> [Source data]:
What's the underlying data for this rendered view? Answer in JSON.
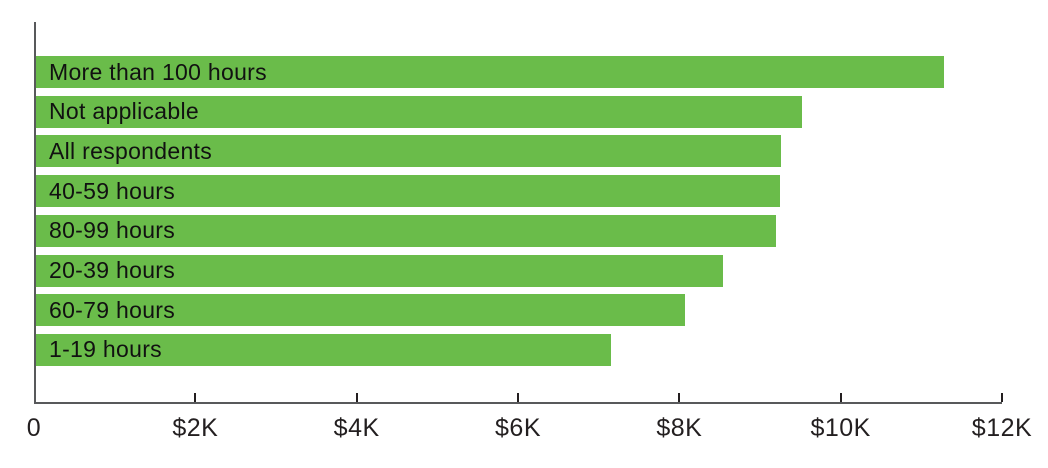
{
  "chart_data": {
    "type": "bar",
    "orientation": "horizontal",
    "title": "",
    "xlabel": "",
    "ylabel": "",
    "categories": [
      "More than 100 hours",
      "Not applicable",
      "All respondents",
      "40-59 hours",
      "80-99 hours",
      "20-39 hours",
      "60-79 hours",
      "1-19 hours"
    ],
    "values": [
      11280,
      9520,
      9260,
      9240,
      9190,
      8540,
      8060,
      7140
    ],
    "value_unit": "USD",
    "xlim": [
      0,
      12000
    ],
    "x_ticks": [
      {
        "label": "0",
        "value": 0
      },
      {
        "label": "$2K",
        "value": 2000
      },
      {
        "label": "$4K",
        "value": 4000
      },
      {
        "label": "$6K",
        "value": 6000
      },
      {
        "label": "$8K",
        "value": 8000
      },
      {
        "label": "$10K",
        "value": 10000
      },
      {
        "label": "$12K",
        "value": 12000
      }
    ],
    "grid": false,
    "legend": false,
    "bar_labels_inside": true,
    "colors": {
      "bar": "#6abc4a",
      "axis_line": "#58595b",
      "tick_mark": "#231f20",
      "tick_text": "#231f20",
      "bar_text": "#111111"
    }
  }
}
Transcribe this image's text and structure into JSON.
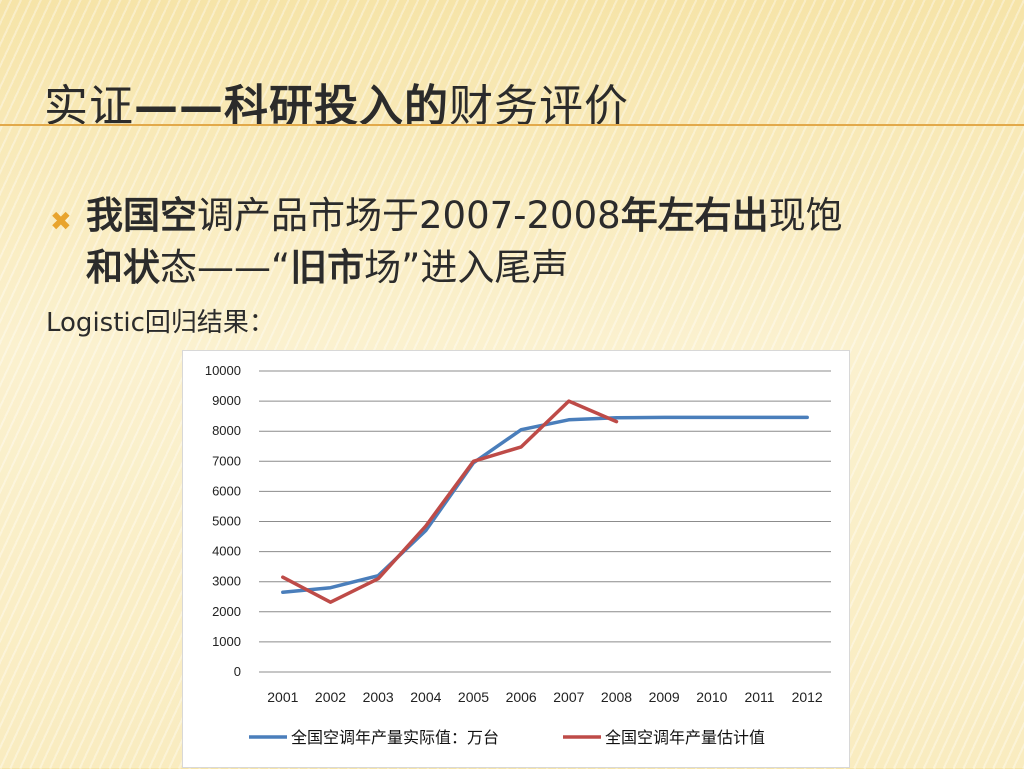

> [Given task]:
Every record is to be reproduced exactly, with no pictures included.

> [Solution]:
What's the underlying data for this rendered view? Answer in JSON.
{
  "chart_data": {
    "type": "bar",
    "orientation": "horizontal",
    "title": "",
    "xlabel": "",
    "ylabel": "",
    "categories": [
      "More than 100 hours",
      "Not applicable",
      "All respondents",
      "40-59 hours",
      "80-99 hours",
      "20-39 hours",
      "60-79 hours",
      "1-19 hours"
    ],
    "values": [
      11280,
      9520,
      9260,
      9240,
      9190,
      8540,
      8060,
      7140
    ],
    "value_unit": "USD",
    "xlim": [
      0,
      12000
    ],
    "x_ticks": [
      {
        "label": "0",
        "value": 0
      },
      {
        "label": "$2K",
        "value": 2000
      },
      {
        "label": "$4K",
        "value": 4000
      },
      {
        "label": "$6K",
        "value": 6000
      },
      {
        "label": "$8K",
        "value": 8000
      },
      {
        "label": "$10K",
        "value": 10000
      },
      {
        "label": "$12K",
        "value": 12000
      }
    ],
    "grid": false,
    "legend": false,
    "bar_labels_inside": true,
    "colors": {
      "bar": "#6abc4a",
      "axis_line": "#58595b",
      "tick_mark": "#231f20",
      "tick_text": "#231f20",
      "bar_text": "#111111"
    }
  }
}
Transcribe this image's text and structure into JSON.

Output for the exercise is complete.